start

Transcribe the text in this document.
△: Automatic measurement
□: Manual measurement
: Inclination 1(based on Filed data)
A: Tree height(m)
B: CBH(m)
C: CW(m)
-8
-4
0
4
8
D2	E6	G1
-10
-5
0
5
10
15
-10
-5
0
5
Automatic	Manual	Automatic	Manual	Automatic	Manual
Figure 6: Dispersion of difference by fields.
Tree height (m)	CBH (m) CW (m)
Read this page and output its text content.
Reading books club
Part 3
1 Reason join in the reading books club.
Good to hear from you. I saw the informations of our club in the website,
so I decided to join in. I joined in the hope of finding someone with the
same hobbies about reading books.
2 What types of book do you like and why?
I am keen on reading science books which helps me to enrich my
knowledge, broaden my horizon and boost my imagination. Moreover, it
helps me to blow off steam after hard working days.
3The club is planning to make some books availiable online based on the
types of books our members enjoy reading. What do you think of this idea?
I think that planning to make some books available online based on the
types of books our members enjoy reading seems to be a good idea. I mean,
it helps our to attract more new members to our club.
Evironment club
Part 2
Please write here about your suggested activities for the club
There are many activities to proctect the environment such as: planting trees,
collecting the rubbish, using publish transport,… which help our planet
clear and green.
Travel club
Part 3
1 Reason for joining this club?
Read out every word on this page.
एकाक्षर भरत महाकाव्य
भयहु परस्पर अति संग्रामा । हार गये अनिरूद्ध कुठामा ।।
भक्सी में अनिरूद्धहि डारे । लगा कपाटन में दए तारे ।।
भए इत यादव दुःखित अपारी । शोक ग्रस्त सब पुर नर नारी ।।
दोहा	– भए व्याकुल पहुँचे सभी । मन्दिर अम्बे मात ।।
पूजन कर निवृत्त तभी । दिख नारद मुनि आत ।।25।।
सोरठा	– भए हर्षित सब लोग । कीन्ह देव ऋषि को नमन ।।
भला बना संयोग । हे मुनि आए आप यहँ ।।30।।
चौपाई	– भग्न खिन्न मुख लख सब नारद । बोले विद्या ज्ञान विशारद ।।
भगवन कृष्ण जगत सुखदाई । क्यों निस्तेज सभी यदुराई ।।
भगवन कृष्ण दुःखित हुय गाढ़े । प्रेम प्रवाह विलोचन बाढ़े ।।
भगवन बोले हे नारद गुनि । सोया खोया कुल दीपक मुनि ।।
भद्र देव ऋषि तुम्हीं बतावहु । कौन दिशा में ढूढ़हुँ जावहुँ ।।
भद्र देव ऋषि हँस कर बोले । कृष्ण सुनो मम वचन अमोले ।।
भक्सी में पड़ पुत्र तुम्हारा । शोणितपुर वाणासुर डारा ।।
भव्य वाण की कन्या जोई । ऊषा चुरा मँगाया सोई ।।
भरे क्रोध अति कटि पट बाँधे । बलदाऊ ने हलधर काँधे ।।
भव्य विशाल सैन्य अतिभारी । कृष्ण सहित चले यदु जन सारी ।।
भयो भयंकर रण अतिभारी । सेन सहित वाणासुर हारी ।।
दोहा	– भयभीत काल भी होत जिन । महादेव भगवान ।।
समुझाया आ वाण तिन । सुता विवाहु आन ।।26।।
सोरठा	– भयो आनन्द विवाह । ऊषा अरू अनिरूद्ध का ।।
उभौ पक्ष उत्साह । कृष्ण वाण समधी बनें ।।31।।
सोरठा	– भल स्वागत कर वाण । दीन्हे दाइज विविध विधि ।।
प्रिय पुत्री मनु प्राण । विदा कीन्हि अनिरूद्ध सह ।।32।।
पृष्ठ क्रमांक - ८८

end

Reproduce every line from the entries that holds the word "based".

: Inclination 1(based on Filed data)
3The club is planning to make some books availiable online based on the
I think that planning to make some books available online based on the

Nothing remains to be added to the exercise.